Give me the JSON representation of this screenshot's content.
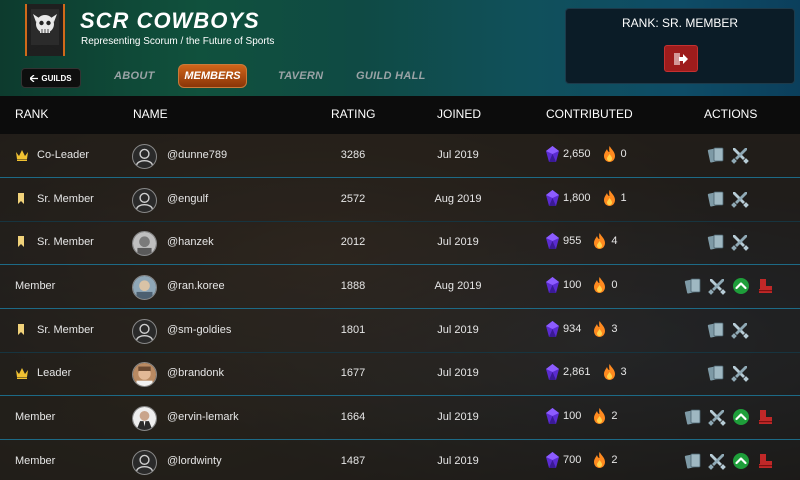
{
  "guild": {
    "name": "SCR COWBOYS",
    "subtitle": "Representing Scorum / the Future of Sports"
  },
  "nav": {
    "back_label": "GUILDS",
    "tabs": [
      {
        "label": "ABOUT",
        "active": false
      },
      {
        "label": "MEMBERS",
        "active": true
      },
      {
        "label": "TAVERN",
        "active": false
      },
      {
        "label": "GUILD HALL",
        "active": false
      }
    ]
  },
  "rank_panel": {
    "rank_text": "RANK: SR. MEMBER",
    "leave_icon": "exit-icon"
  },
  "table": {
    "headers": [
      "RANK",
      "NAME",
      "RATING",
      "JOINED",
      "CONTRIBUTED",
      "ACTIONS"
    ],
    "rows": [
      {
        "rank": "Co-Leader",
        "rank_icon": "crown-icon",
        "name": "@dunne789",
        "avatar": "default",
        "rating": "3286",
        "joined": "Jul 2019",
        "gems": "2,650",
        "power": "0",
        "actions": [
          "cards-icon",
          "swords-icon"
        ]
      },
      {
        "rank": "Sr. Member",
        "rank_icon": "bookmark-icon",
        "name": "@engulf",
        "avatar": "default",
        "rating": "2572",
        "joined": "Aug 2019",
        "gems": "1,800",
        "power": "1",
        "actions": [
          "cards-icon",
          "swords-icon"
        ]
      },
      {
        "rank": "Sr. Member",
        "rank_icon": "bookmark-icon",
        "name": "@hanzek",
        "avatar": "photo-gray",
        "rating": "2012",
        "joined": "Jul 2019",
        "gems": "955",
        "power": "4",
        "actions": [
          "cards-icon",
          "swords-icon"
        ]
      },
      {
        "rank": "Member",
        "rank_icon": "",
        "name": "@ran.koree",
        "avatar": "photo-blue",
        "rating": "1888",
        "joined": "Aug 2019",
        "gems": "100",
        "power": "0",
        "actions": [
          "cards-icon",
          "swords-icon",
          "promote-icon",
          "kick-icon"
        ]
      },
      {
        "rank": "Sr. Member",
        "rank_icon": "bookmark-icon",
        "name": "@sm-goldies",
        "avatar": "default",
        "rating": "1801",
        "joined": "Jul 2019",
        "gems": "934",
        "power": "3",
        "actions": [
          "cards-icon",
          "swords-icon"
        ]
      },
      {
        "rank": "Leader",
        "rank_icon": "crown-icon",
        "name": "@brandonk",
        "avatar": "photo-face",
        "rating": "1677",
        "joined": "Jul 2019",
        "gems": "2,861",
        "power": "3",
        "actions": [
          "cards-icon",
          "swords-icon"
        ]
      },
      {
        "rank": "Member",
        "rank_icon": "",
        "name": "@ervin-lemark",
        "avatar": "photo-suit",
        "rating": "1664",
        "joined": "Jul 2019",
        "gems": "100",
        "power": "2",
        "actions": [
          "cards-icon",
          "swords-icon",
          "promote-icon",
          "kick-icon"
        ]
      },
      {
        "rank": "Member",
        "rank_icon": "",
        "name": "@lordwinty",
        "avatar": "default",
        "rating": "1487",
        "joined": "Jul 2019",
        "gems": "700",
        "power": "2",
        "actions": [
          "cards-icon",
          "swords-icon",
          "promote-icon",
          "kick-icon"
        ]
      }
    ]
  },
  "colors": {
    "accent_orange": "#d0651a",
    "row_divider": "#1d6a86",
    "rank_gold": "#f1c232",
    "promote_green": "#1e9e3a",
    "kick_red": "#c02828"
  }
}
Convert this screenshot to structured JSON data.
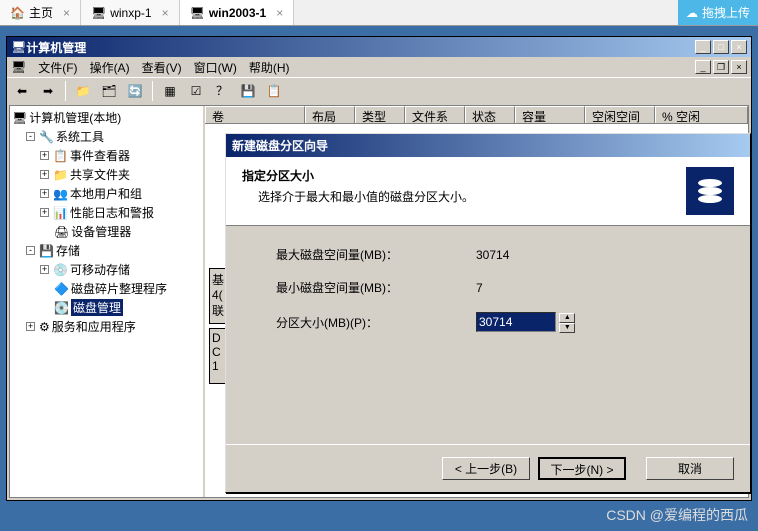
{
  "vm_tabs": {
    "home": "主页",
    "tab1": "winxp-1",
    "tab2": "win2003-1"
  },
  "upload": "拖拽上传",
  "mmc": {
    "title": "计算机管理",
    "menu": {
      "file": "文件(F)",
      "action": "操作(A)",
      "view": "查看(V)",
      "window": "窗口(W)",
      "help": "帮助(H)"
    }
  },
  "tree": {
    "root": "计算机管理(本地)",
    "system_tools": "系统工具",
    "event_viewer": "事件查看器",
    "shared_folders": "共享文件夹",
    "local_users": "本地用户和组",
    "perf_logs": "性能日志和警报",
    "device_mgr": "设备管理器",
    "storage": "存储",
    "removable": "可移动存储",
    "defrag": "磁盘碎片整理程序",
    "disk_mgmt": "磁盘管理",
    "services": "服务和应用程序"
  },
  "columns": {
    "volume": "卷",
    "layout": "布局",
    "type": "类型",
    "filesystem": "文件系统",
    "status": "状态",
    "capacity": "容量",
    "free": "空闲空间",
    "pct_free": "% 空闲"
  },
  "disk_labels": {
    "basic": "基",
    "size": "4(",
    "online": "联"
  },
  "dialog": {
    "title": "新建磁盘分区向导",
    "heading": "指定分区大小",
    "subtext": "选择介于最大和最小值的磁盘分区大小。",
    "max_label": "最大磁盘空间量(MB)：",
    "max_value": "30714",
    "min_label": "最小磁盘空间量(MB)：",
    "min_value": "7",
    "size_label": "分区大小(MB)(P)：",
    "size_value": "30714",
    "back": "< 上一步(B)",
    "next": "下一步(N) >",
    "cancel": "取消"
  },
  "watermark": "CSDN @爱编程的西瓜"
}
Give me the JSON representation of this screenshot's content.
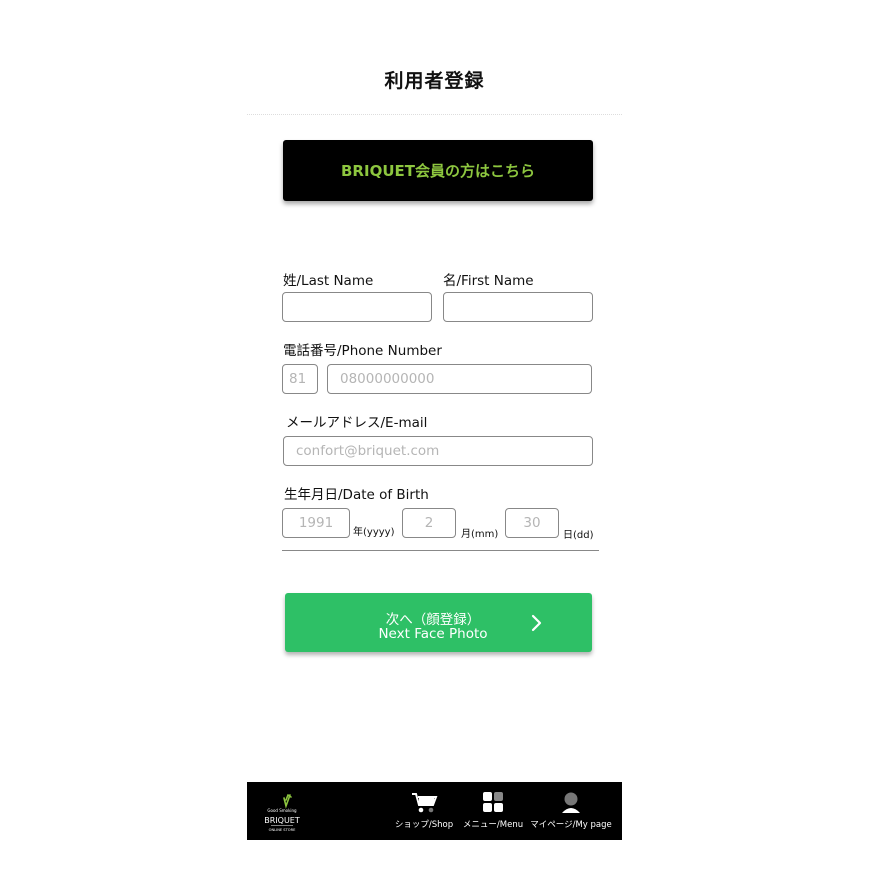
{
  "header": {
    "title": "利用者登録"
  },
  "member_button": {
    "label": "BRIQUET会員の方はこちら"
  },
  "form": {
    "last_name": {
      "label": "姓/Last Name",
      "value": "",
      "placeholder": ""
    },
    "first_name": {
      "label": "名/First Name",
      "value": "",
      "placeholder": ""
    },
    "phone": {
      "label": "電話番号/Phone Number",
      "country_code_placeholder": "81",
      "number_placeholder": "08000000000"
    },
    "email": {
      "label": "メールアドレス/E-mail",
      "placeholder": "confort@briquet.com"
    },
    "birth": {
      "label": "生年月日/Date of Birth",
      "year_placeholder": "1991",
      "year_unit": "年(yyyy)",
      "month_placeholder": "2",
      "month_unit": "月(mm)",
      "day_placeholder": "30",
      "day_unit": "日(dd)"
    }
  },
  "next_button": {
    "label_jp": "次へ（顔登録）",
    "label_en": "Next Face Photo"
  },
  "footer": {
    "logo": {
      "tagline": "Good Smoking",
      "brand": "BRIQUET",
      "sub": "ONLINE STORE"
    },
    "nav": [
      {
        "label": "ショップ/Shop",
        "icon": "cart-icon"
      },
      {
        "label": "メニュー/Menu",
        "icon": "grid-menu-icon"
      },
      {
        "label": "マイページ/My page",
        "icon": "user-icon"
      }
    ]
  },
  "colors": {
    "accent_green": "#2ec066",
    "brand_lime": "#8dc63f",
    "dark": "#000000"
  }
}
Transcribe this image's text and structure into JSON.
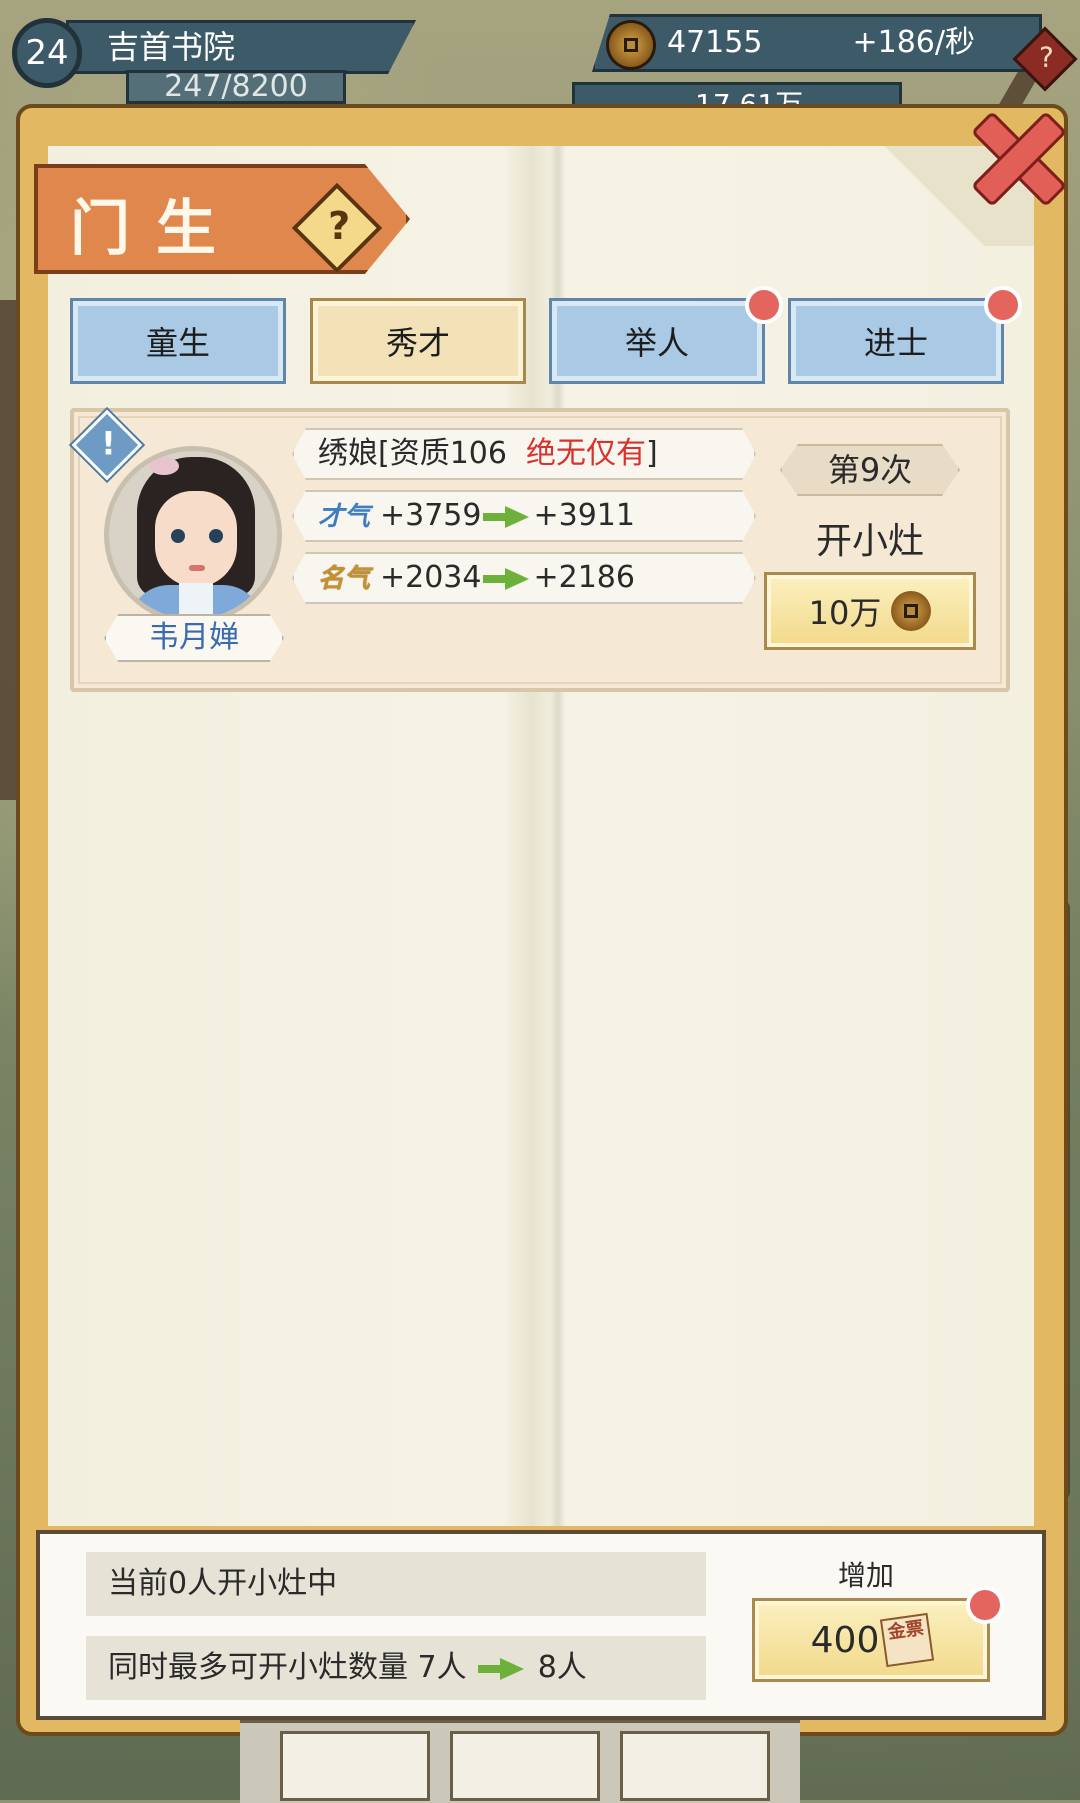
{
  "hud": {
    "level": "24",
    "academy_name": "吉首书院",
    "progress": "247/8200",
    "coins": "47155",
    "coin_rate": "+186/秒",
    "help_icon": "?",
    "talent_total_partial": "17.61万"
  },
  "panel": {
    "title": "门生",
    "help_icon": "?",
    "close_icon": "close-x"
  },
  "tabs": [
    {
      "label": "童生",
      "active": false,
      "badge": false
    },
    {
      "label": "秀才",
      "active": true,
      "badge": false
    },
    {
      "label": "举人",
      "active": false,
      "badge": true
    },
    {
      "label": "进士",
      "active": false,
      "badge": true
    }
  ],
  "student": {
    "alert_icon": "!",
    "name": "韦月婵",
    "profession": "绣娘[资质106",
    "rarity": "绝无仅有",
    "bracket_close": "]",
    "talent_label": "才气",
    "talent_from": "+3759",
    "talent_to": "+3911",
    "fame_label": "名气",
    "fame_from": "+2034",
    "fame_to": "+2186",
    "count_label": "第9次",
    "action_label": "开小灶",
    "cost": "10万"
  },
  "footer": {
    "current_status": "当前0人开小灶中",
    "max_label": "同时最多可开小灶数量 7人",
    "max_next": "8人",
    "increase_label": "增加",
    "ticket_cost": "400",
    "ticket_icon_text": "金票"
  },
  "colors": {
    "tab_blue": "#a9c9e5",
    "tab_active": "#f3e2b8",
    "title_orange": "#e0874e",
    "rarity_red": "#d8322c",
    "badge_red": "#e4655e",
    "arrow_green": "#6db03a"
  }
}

### Stated task
Pick out every line with the string "true" and copy it.

### Answer to the task
        "active": true
      "active": true,
      "badge": true
      "badge": true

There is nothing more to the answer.